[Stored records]
*** Block opens ***

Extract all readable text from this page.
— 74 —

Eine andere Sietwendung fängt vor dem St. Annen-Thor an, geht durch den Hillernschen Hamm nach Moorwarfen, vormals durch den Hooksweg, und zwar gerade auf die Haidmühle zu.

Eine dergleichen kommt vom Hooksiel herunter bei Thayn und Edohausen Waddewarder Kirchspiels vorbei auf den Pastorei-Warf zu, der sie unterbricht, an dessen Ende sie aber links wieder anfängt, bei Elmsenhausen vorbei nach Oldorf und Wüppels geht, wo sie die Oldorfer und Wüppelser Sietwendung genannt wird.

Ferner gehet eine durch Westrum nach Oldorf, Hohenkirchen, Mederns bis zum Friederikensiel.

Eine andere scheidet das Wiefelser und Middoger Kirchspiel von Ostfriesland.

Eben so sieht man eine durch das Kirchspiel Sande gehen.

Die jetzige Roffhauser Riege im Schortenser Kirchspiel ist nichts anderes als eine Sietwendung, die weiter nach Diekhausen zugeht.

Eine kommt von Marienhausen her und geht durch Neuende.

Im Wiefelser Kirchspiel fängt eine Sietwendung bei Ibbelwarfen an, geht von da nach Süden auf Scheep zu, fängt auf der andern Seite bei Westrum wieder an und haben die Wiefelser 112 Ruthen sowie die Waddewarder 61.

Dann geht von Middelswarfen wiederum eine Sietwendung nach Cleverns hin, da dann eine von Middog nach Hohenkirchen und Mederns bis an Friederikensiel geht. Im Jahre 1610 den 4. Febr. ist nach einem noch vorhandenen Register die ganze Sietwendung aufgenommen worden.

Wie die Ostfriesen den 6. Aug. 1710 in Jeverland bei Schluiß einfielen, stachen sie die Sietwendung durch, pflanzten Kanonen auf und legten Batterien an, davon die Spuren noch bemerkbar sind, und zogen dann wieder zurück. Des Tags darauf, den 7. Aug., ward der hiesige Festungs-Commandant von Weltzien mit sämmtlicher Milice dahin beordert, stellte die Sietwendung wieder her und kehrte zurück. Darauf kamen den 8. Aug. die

*** Block closes ***

- [ACTIVITY] Having read the records above, reproduce each one exactly.

- [ANSWER FOR THIS EXERCISE]
Extract all readable text from this page.
— 74 —

Eine andere Sietwendung fängt vor dem St. Annen-Thor an, geht durch den Hillernschen Hamm nach Moorwarfen, vormals durch den Hooksweg, und zwar gerade auf die Haidmühle zu.

Eine dergleichen kommt vom Hooksiel herunter bei Thayn und Edohausen Waddewarder Kirchspiels vorbei auf den Pastorei-Warf zu, der sie unterbricht, an dessen Ende sie aber links wieder anfängt, bei Elmsenhausen vorbei nach Oldorf und Wüppels geht, wo sie die Oldorfer und Wüppelser Sietwendung genannt wird.

Ferner gehet eine durch Westrum nach Oldorf, Hohenkirchen, Mederns bis zum Friederikensiel.

Eine andere scheidet das Wiefelser und Middoger Kirchspiel von Ostfriesland.

Eben so sieht man eine durch das Kirchspiel Sande gehen.

Die jetzige Roffhauser Riege im Schortenser Kirchspiel ist nichts anderes als eine Sietwendung, die weiter nach Diekhausen zugeht.

Eine kommt von Marienhausen her und geht durch Neuende.

Im Wiefelser Kirchspiel fängt eine Sietwendung bei Ibbelwarfen an, geht von da nach Süden auf Scheep zu, fängt auf der andern Seite bei Westrum wieder an und haben die Wiefelser 112 Ruthen sowie die Waddewarder 61.

Dann geht von Middelswarfen wiederum eine Sietwendung nach Cleverns hin, da dann eine von Middog nach Hohenkirchen und Mederns bis an Friederikensiel geht. Im Jahre 1610 den 4. Febr. ist nach einem noch vorhandenen Register die ganze Sietwendung aufgenommen worden.

Wie die Ostfriesen den 6. Aug. 1710 in Jeverland bei Schluiß einfielen, stachen sie die Sietwendung durch, pflanzten Kanonen auf und legten Batterien an, davon die Spuren noch bemerkbar sind, und zogen dann wieder zurück. Des Tags darauf, den 7. Aug., ward der hiesige Festungs-Commandant von Weltzien mit sämmtlicher Milice dahin beordert, stellte die Sietwendung wieder her und kehrte zurück. Darauf kamen den 8. Aug. die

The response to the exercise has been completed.